**INPUT**:
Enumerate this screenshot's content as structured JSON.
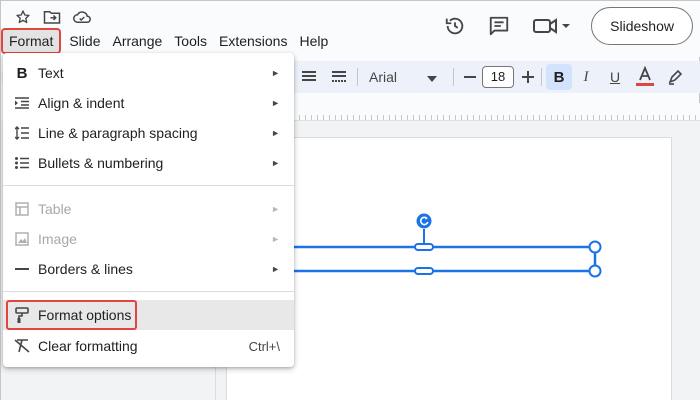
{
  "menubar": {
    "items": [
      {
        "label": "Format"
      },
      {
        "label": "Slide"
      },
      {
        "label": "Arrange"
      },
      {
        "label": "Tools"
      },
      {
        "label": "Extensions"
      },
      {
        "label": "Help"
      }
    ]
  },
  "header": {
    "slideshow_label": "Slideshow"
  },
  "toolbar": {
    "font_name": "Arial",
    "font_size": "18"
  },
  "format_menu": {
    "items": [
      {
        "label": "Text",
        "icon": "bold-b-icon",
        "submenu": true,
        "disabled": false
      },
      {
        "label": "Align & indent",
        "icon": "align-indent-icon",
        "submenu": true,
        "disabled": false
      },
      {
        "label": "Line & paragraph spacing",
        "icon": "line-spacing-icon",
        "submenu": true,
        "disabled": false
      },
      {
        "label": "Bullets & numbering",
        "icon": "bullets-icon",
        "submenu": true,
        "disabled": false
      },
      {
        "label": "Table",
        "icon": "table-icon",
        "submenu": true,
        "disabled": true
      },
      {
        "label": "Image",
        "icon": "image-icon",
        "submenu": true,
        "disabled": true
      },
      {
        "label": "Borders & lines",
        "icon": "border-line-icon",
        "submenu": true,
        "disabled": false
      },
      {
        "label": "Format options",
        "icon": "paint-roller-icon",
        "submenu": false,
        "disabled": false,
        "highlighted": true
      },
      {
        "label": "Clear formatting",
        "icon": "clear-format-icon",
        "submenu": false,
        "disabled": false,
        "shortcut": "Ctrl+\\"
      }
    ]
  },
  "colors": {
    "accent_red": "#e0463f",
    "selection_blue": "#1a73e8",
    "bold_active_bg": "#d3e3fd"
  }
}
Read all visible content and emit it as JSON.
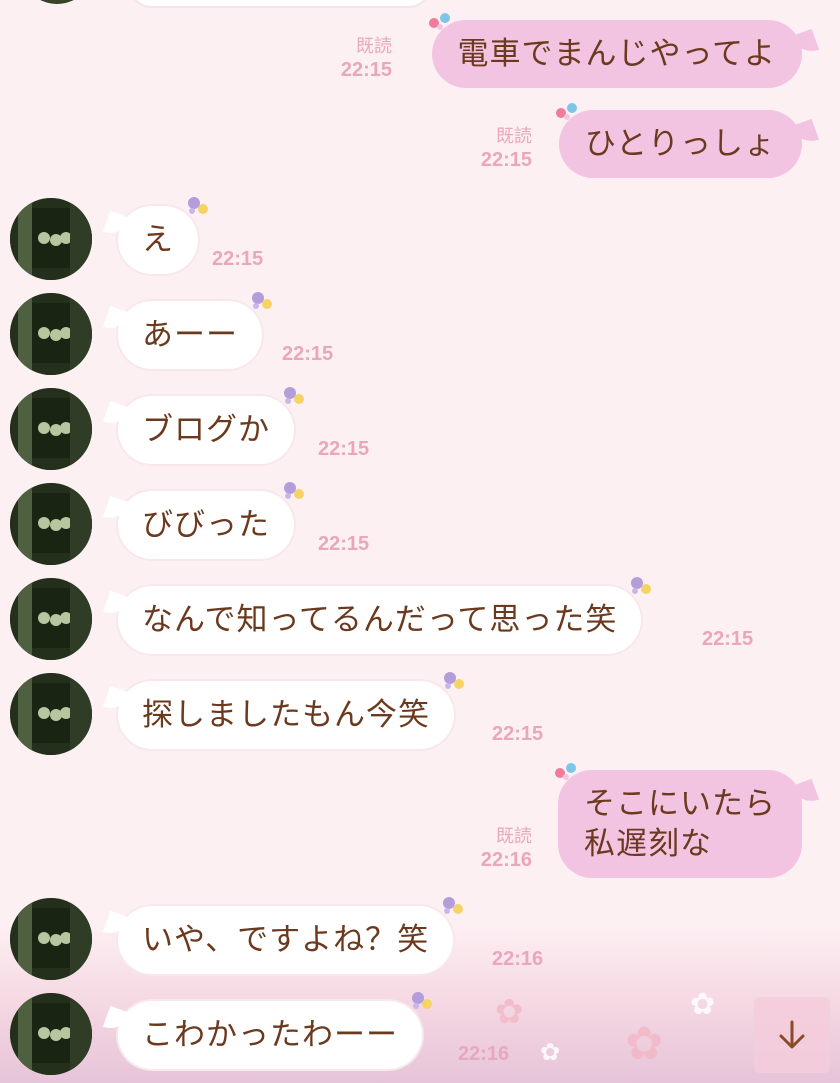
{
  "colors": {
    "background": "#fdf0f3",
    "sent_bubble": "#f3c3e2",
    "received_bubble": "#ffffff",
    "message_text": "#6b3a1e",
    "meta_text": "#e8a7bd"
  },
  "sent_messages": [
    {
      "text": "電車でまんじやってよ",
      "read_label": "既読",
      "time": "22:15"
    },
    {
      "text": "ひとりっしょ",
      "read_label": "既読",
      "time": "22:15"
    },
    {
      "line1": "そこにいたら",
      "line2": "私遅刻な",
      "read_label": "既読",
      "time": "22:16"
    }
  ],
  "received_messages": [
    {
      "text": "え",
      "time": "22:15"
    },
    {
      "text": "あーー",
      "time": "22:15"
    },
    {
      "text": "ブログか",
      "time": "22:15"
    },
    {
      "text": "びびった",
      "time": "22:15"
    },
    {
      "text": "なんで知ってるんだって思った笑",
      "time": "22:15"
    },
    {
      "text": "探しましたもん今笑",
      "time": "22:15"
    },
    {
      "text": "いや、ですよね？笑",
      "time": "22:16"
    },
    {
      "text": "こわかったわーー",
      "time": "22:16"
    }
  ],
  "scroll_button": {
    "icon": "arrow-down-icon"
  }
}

==

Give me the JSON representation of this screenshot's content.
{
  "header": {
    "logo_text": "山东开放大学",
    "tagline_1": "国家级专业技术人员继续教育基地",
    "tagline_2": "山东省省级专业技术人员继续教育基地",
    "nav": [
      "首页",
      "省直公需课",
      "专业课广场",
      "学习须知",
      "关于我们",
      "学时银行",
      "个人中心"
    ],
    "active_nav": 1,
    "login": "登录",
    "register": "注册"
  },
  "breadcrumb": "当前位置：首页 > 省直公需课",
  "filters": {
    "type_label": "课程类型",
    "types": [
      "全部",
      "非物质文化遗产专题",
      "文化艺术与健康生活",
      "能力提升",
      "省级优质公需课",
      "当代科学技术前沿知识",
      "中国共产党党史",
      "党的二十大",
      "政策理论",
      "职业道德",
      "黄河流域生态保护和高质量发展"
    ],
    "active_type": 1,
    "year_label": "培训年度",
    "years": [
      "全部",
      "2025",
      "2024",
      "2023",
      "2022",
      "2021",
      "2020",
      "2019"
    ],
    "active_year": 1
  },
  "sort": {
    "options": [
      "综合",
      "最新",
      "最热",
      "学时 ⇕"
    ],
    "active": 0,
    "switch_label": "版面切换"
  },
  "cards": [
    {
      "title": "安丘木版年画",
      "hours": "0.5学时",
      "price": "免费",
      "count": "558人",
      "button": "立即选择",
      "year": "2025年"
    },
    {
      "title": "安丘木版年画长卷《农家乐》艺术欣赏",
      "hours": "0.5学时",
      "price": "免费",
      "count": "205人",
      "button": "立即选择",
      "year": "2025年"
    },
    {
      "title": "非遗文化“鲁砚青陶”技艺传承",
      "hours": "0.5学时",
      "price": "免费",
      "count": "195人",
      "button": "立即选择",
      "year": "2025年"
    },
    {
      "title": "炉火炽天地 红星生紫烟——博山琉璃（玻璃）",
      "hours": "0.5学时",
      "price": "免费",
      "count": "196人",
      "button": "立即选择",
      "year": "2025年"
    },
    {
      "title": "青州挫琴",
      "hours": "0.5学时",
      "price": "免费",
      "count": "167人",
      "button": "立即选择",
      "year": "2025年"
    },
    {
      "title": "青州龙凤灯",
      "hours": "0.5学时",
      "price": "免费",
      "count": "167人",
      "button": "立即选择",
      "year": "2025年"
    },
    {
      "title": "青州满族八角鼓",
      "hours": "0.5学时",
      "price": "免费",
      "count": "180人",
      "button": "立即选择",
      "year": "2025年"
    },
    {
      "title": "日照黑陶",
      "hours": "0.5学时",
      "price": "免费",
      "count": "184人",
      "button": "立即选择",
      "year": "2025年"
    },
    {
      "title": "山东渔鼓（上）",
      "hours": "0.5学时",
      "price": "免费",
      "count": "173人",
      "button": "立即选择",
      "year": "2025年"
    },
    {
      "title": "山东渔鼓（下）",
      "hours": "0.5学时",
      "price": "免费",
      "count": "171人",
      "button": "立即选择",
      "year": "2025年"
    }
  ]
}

---

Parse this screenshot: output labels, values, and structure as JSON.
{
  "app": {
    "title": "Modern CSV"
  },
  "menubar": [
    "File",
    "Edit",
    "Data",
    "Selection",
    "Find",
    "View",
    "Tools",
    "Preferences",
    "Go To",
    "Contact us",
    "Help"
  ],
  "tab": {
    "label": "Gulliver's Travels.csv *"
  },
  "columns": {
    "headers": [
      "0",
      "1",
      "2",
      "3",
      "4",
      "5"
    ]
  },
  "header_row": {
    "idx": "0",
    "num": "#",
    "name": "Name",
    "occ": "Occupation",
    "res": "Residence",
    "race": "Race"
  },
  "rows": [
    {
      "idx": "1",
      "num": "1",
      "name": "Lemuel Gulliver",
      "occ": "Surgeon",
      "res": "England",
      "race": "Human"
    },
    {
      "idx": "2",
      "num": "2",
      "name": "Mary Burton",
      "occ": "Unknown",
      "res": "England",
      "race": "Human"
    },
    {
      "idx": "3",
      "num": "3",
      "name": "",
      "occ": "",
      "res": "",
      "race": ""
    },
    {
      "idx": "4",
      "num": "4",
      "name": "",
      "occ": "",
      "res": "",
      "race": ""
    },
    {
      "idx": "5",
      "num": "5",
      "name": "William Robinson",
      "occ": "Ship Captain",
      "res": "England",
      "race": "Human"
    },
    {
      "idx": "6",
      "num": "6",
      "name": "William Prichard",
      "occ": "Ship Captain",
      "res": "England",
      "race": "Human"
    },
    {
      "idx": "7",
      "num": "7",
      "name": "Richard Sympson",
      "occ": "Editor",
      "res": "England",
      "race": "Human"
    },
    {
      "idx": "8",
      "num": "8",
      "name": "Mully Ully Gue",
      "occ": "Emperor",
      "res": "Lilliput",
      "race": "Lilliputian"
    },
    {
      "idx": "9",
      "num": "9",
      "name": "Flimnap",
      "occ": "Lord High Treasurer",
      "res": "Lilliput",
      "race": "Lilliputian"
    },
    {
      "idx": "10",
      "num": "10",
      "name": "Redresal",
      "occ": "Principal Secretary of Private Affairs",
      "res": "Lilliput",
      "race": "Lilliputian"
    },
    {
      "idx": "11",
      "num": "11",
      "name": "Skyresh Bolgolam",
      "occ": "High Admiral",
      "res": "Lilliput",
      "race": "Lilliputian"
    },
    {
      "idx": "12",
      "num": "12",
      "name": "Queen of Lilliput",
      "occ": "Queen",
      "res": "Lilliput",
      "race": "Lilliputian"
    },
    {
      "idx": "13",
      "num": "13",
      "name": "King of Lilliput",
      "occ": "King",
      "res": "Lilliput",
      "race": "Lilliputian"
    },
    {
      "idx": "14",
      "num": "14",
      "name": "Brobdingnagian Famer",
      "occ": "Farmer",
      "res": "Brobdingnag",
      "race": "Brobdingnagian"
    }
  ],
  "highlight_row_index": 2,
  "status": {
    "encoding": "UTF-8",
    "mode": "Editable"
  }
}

**GIVEN TASK**: Pick out all lines containing the string "Brobdingnagian".

**FINAL RESULT**:
      "name": "Brobdingnagian Famer",
      "race": "Brobdingnagian"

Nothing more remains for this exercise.